++++ TASK INPUTS ++++
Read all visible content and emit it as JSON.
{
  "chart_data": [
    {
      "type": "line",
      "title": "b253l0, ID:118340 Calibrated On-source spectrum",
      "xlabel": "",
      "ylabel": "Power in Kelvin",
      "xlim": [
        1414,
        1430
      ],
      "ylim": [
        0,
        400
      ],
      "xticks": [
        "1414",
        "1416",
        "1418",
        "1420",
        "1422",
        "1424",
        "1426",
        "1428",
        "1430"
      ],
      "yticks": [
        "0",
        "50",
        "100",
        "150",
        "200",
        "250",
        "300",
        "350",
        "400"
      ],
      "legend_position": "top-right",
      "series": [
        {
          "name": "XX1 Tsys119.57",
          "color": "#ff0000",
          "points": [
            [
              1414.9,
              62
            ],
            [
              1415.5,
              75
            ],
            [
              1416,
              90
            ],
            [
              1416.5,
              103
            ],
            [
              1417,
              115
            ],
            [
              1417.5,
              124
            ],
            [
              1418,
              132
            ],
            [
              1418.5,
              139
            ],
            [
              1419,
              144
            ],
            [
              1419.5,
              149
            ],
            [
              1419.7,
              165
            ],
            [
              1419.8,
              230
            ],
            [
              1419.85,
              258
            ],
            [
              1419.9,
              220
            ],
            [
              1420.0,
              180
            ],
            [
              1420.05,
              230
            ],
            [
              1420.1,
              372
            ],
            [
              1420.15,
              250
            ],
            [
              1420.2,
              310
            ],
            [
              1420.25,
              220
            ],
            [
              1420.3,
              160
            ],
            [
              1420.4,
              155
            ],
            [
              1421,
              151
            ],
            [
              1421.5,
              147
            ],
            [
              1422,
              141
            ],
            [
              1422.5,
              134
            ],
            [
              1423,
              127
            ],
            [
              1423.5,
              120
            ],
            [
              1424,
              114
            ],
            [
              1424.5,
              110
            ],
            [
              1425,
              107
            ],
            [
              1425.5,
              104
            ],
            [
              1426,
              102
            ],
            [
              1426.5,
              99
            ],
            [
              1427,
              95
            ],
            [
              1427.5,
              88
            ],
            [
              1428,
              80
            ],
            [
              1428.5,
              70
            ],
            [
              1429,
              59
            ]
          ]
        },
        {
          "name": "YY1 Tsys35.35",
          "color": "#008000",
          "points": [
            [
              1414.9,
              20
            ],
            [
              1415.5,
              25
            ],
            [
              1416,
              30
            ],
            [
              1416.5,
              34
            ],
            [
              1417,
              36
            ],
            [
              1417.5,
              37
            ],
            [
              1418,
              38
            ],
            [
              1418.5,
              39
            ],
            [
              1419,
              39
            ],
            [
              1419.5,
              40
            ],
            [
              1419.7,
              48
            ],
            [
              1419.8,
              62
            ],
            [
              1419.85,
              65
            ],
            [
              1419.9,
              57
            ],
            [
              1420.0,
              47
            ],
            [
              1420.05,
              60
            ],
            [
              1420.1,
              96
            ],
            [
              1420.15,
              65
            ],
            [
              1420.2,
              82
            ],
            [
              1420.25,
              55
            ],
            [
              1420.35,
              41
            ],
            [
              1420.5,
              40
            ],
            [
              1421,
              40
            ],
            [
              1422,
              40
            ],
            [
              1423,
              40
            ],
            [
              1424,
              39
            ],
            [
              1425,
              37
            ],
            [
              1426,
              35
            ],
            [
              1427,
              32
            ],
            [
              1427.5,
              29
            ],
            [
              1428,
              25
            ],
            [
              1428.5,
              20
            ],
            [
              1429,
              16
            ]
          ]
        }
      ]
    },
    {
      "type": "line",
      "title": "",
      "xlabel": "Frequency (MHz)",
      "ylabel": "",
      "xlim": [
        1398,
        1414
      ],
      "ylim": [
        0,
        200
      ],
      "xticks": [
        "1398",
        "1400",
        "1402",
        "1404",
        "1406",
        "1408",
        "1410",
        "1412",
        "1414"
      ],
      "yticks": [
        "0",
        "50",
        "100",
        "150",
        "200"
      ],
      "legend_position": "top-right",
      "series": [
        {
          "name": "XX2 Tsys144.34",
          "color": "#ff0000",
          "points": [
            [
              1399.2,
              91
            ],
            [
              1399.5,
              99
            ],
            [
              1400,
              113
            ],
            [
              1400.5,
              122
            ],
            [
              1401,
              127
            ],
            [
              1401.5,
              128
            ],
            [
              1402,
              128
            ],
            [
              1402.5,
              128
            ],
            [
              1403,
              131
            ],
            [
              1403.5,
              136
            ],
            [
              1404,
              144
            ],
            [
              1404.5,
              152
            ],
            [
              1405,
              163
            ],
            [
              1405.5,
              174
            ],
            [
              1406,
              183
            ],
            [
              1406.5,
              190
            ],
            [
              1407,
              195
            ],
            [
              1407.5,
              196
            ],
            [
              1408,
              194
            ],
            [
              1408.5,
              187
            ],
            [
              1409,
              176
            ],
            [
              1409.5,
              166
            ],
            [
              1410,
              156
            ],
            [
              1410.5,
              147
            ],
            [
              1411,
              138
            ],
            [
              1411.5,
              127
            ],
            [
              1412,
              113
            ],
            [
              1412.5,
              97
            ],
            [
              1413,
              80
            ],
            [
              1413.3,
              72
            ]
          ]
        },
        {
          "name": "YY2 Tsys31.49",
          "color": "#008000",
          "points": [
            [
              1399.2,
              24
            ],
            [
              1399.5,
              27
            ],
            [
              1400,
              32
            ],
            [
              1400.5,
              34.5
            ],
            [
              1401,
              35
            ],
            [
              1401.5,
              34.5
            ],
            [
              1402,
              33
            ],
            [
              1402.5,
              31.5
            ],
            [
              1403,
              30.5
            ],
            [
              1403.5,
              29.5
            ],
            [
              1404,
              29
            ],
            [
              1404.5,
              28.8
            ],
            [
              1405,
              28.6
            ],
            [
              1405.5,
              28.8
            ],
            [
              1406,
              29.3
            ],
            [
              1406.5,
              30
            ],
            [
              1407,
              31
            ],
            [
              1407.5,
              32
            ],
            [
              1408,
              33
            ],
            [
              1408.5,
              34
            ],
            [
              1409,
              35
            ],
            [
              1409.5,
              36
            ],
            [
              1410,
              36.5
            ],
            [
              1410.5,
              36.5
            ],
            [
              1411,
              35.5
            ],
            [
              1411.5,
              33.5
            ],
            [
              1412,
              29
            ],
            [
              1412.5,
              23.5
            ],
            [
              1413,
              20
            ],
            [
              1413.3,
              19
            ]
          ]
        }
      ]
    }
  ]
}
++++
WHAT THE EXERCISE ASKS
Identify and list each line with the word "title".

TASK RESPONSE
      "title": "b253l0, ID:118340 Calibrated On-source spectrum",
      "title": "",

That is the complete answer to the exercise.